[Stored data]

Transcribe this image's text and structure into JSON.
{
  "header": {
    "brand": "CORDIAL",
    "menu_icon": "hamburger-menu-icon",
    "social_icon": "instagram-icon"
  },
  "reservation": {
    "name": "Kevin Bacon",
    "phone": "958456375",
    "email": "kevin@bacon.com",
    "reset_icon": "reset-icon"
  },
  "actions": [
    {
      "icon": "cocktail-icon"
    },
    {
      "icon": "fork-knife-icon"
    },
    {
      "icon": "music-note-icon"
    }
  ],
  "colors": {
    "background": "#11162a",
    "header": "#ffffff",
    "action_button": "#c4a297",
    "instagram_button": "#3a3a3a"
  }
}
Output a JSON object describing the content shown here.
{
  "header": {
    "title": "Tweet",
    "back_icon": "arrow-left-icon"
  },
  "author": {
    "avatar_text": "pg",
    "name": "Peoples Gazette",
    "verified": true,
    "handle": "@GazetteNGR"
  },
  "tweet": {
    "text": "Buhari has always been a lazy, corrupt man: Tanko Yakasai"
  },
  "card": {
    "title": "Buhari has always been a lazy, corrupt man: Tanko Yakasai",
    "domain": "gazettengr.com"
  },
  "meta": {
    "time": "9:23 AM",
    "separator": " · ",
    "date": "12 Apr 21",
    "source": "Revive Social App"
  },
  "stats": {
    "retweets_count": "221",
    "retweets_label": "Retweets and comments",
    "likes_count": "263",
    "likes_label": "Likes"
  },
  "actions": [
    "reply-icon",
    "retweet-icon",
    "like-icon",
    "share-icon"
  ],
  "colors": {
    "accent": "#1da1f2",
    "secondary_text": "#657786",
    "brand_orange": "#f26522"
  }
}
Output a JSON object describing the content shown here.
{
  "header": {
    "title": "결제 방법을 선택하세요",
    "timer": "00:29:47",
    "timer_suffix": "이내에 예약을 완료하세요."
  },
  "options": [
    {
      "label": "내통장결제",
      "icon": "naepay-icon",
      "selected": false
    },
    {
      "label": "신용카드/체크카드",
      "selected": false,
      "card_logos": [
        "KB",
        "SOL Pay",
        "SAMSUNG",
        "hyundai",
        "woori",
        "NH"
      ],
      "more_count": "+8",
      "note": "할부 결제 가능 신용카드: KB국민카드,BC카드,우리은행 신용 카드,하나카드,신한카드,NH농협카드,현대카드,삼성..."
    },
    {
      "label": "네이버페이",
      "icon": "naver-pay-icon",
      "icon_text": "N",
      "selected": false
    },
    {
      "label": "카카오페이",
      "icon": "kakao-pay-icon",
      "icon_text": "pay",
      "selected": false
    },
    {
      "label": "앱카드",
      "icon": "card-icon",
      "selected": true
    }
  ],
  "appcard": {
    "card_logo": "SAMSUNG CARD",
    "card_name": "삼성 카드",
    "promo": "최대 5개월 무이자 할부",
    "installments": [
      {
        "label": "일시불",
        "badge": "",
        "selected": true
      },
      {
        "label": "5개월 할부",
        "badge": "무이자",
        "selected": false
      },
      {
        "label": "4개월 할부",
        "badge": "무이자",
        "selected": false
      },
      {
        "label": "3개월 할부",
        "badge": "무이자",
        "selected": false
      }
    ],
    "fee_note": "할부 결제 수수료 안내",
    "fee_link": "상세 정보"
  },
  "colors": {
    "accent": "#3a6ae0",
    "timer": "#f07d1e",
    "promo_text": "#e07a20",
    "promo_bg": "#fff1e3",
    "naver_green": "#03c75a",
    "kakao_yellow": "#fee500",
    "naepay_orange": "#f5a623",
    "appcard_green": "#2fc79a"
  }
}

Task instructions – Print the listing above in full, exactly as it is.

Answer to the problem –
Transcribe this image's text and structure into JSON.
{
  "header": {
    "brand": "CORDIAL",
    "menu_icon": "hamburger-menu-icon",
    "social_icon": "instagram-icon"
  },
  "reservation": {
    "name": "Kevin Bacon",
    "phone": "958456375",
    "email": "kevin@bacon.com",
    "reset_icon": "reset-icon"
  },
  "actions": [
    {
      "icon": "cocktail-icon"
    },
    {
      "icon": "fork-knife-icon"
    },
    {
      "icon": "music-note-icon"
    }
  ],
  "colors": {
    "background": "#11162a",
    "header": "#ffffff",
    "action_button": "#c4a297",
    "instagram_button": "#3a3a3a"
  }
}
Output a JSON object describing the content shown here.
{
  "header": {
    "title": "Tweet",
    "back_icon": "arrow-left-icon"
  },
  "author": {
    "avatar_text": "pg",
    "name": "Peoples Gazette",
    "verified": true,
    "handle": "@GazetteNGR"
  },
  "tweet": {
    "text": "Buhari has always been a lazy, corrupt man: Tanko Yakasai"
  },
  "card": {
    "title": "Buhari has always been a lazy, corrupt man: Tanko Yakasai",
    "domain": "gazettengr.com"
  },
  "meta": {
    "time": "9:23 AM",
    "separator": " · ",
    "date": "12 Apr 21",
    "source": "Revive Social App"
  },
  "stats": {
    "retweets_count": "221",
    "retweets_label": "Retweets and comments",
    "likes_count": "263",
    "likes_label": "Likes"
  },
  "actions": [
    "reply-icon",
    "retweet-icon",
    "like-icon",
    "share-icon"
  ],
  "colors": {
    "accent": "#1da1f2",
    "secondary_text": "#657786",
    "brand_orange": "#f26522"
  }
}
Output a JSON object describing the content shown here.
{
  "header": {
    "title": "결제 방법을 선택하세요",
    "timer": "00:29:47",
    "timer_suffix": "이내에 예약을 완료하세요."
  },
  "options": [
    {
      "label": "내통장결제",
      "icon": "naepay-icon",
      "selected": false
    },
    {
      "label": "신용카드/체크카드",
      "selected": false,
      "card_logos": [
        "KB",
        "SOL Pay",
        "SAMSUNG",
        "hyundai",
        "woori",
        "NH"
      ],
      "more_count": "+8",
      "note": "할부 결제 가능 신용카드: KB국민카드,BC카드,우리은행 신용 카드,하나카드,신한카드,NH농협카드,현대카드,삼성..."
    },
    {
      "label": "네이버페이",
      "icon": "naver-pay-icon",
      "icon_text": "N",
      "selected": false
    },
    {
      "label": "카카오페이",
      "icon": "kakao-pay-icon",
      "icon_text": "pay",
      "selected": false
    },
    {
      "label": "앱카드",
      "icon": "card-icon",
      "selected": true
    }
  ],
  "appcard": {
    "card_logo": "SAMSUNG CARD",
    "card_name": "삼성 카드",
    "promo": "최대 5개월 무이자 할부",
    "installments": [
      {
        "label": "일시불",
        "badge": "",
        "selected": true
      },
      {
        "label": "5개월 할부",
        "badge": "무이자",
        "selected": false
      },
      {
        "label": "4개월 할부",
        "badge": "무이자",
        "selected": false
      },
      {
        "label": "3개월 할부",
        "badge": "무이자",
        "selected": false
      }
    ],
    "fee_note": "할부 결제 수수료 안내",
    "fee_link": "상세 정보"
  },
  "colors": {
    "accent": "#3a6ae0",
    "timer": "#f07d1e",
    "promo_text": "#e07a20",
    "promo_bg": "#fff1e3",
    "naver_green": "#03c75a",
    "kakao_yellow": "#fee500",
    "naepay_orange": "#f5a623",
    "appcard_green": "#2fc79a"
  }
}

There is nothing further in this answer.